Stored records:
━━━━━━━━━━

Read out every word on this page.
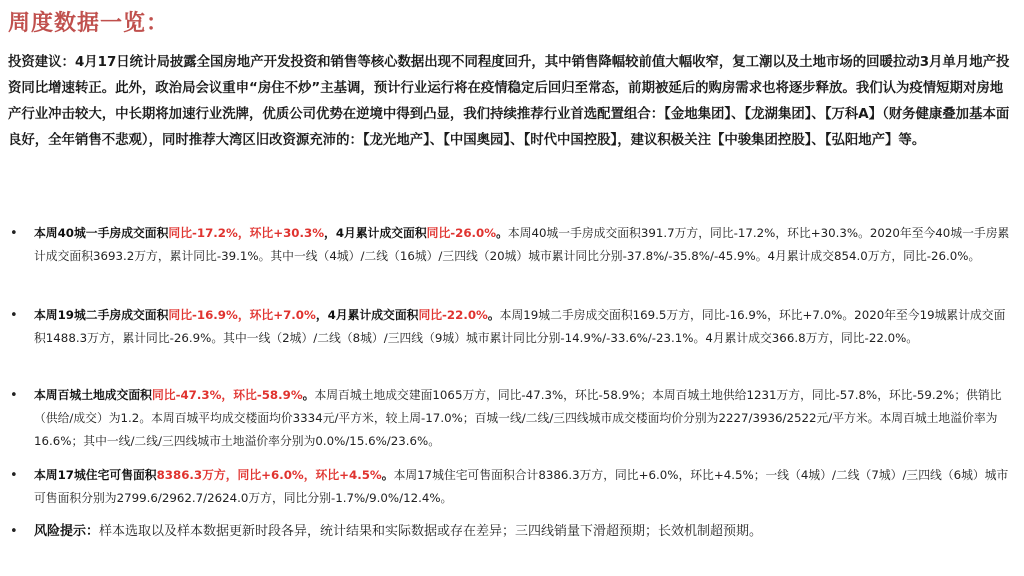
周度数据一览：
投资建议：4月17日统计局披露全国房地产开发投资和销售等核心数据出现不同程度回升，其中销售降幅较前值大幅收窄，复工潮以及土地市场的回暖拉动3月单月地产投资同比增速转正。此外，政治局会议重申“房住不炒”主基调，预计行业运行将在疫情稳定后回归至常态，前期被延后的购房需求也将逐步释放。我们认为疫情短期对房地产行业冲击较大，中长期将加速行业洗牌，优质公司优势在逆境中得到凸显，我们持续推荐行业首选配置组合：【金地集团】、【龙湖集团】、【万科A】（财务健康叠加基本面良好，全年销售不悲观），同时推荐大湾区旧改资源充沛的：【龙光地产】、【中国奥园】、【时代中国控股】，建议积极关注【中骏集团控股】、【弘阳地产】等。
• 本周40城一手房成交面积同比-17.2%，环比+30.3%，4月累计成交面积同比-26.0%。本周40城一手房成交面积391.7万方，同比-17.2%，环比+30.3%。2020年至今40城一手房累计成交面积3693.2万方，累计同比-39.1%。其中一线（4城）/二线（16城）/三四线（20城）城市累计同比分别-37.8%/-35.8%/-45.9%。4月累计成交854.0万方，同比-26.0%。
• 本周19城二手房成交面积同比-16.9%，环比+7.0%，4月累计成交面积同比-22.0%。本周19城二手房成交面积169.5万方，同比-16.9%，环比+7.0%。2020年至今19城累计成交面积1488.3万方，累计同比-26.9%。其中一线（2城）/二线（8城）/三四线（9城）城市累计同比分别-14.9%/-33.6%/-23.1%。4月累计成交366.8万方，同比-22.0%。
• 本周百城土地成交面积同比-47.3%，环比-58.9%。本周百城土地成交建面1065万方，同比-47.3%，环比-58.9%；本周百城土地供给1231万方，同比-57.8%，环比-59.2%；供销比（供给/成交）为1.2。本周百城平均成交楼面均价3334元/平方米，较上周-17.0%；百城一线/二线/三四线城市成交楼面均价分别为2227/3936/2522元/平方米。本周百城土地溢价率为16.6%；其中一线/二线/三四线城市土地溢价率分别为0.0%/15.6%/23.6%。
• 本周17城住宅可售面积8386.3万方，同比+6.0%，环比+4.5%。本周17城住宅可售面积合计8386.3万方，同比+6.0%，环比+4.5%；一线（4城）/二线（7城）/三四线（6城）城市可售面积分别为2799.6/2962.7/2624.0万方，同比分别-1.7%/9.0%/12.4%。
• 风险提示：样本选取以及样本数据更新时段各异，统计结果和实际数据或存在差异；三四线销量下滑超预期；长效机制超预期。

━━━━━━━━━━

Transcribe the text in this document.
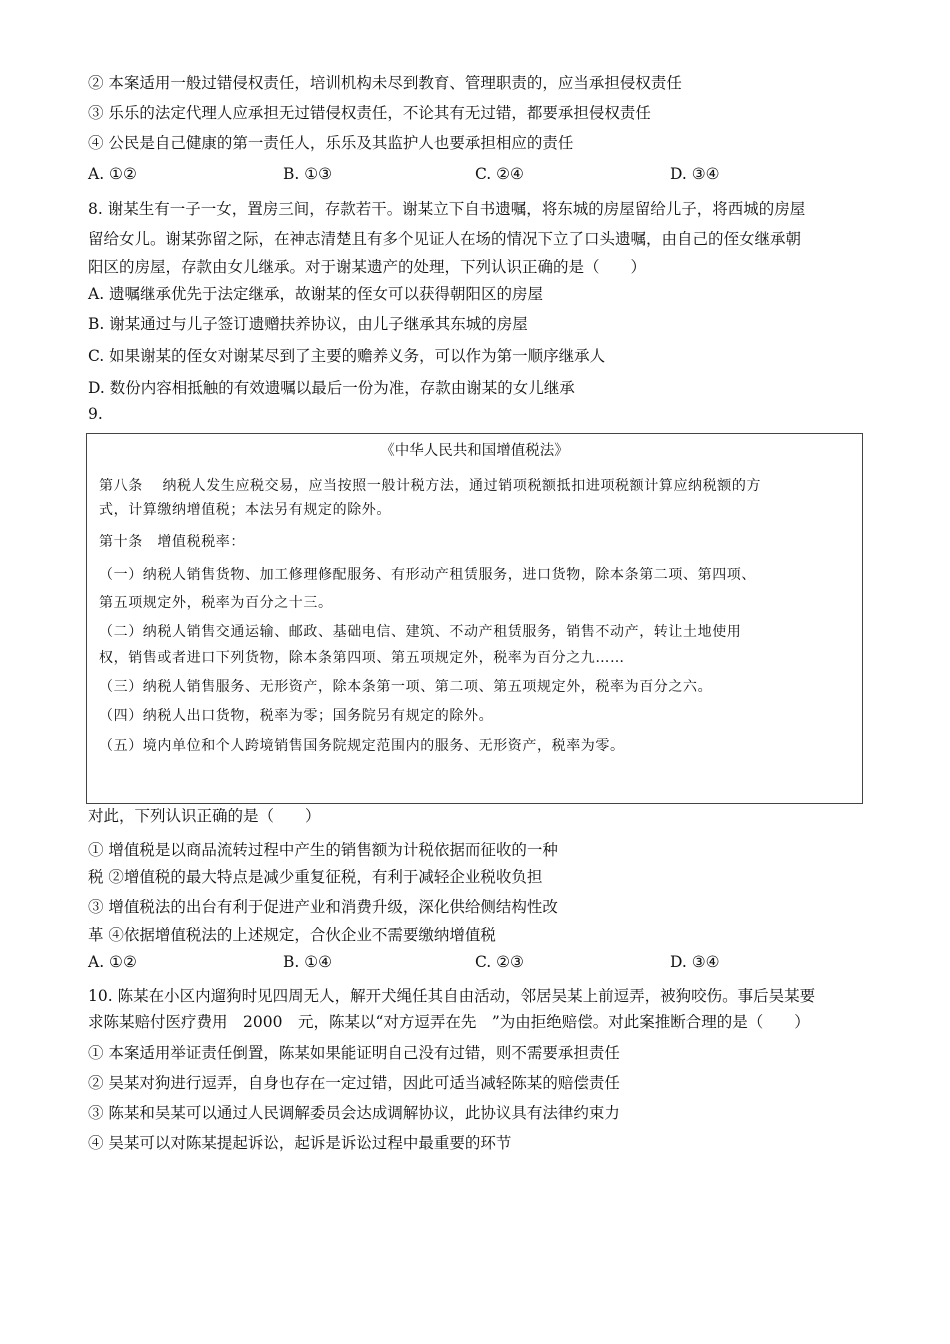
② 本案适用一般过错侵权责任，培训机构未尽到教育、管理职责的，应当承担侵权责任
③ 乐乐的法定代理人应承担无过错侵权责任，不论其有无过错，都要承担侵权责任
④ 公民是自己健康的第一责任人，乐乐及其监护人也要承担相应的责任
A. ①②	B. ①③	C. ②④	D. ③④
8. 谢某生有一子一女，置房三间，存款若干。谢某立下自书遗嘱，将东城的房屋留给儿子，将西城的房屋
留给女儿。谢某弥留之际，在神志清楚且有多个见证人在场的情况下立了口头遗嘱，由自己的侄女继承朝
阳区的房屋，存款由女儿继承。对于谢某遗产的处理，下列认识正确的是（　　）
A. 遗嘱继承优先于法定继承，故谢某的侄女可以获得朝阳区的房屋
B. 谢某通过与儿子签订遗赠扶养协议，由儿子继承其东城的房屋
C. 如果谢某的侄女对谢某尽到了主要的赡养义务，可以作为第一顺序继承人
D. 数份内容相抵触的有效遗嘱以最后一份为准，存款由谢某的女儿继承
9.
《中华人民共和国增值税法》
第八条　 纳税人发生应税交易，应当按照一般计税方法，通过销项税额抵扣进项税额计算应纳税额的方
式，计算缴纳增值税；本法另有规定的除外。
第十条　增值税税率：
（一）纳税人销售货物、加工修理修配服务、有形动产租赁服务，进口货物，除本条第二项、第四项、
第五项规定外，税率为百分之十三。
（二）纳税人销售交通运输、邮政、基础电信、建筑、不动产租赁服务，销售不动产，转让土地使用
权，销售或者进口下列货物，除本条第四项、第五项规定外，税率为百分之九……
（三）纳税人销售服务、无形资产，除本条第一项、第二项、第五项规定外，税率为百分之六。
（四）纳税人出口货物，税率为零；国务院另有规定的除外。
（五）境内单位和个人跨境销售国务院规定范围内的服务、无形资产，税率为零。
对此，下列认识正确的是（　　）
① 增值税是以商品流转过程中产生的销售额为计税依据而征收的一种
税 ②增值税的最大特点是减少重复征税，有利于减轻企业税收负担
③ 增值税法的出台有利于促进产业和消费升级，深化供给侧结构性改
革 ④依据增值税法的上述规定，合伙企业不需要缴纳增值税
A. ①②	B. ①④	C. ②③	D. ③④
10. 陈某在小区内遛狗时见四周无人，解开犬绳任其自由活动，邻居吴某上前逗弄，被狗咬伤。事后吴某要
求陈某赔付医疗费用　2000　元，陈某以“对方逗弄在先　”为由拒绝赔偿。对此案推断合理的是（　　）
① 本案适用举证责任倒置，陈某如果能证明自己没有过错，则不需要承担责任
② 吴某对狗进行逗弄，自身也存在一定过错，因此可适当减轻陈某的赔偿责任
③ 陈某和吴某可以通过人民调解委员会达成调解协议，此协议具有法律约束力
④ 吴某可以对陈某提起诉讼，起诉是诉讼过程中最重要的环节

━━━━━━━━━━

WHAT YOU ARE ASKED TO DO:
Using the records above, gather all lines where the string "城市累计同比分别" is present.

TASK SOLUTION:
• 本周40城一手房成交面积同比-17.2%，环比+30.3%，4月累计成交面积同比-26.0%。本周40城一手房成交面积391.7万方，同比-17.2%，环比+30.3%。2020年至今40城一手房累计成交面积3693.2万方，累计同比-39.1%。其中一线（4城）/二线（16城）/三四线（20城）城市累计同比分别-37.8%/-35.8%/-45.9%。4月累计成交854.0万方，同比-26.0%。
• 本周19城二手房成交面积同比-16.9%，环比+7.0%，4月累计成交面积同比-22.0%。本周19城二手房成交面积169.5万方，同比-16.9%，环比+7.0%。2020年至今19城累计成交面积1488.3万方，累计同比-26.9%。其中一线（2城）/二线（8城）/三四线（9城）城市累计同比分别-14.9%/-33.6%/-23.1%。4月累计成交366.8万方，同比-22.0%。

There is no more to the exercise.